Auszug:
···

Ist SYRIZA linksradikal?
Gastbeitrag: Michael Schlecht über die politische Einordnung der neuen griechischen Regierung
Kaum hat die griechische Partei SYRIZA die Wahlen gewonnen, schon geht in den Medien das vorhersehbare Trommelfeuer los: Parteichef Alexis Tsipras sei ein »Rattenfänger«, heißt es, seine Partei ein linksradikaler Haufen mit unrealistischen Forderungen, der jetzt auch noch mit der rechten Partei Anel koaliert. Eine Frage: Wenn SYRIZA »linksradikal« ist und Anel »rechtspopulistisch« – wer ist in dieser Logik dann eigentlich die goldene »Mitte«? Genau: die Parteien, die sich dem Spardiktat der Bundesregierung klaglos unterwerfen.
SYRIZA sei »linksradikal«, heißt es derzeit übereinstimmend. Will SYRIZA die Produktionsmittel vergesellschaften und eine Planwirtschaft einrichten? Nein. Schauen wir uns an: Was will SYRIZA?

···

Vorliegende Daten:
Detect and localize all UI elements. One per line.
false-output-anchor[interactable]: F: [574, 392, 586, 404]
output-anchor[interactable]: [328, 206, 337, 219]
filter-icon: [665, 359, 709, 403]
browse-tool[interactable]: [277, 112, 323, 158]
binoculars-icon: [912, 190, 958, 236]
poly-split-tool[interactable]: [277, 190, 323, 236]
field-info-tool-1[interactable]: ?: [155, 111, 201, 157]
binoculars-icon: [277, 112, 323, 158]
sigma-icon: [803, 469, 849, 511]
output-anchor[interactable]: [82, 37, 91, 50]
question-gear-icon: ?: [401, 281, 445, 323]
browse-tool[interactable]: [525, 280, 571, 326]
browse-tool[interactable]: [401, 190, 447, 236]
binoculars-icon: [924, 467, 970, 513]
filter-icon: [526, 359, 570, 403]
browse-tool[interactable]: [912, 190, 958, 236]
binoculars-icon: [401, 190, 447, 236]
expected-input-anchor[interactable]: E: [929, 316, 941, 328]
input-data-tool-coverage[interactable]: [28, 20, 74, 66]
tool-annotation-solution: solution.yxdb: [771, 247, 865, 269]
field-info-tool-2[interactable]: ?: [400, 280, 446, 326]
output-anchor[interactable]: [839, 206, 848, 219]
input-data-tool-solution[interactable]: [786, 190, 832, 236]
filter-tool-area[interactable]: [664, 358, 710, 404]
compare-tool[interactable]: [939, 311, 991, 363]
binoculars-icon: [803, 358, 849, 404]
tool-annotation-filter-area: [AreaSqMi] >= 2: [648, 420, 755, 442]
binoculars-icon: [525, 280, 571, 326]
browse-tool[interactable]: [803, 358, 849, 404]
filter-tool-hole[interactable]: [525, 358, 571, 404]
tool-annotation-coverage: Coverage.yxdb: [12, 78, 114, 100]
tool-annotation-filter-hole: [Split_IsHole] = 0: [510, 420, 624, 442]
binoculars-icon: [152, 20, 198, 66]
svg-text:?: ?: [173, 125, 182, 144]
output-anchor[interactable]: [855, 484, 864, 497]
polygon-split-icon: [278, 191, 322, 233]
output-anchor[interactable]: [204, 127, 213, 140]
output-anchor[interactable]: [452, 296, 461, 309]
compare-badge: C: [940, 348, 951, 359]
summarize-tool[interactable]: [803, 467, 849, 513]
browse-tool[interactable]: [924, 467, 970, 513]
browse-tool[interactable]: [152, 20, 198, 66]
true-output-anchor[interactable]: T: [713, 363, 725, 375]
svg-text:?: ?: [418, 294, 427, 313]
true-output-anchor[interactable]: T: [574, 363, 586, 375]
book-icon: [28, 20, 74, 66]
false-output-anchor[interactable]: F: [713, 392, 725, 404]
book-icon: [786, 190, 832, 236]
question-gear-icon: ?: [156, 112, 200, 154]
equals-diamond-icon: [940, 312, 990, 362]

···

1. Wer ist laut dem Auszug Parteichef von SYRIZA?
2. Mit welcher Partei koaliert SYRIZA laut dem Auszug?
3. Welche beiden Vorhaben werden im Auszug genannt und als Ziele von SYRIZA verneint?

Antwort:
1. Alexis Tsipras.
2. Mit der rechten Partei Anel.
3. Die Produktionsmittel zu vergesellschaften und eine Planwirtschaft einzurichten.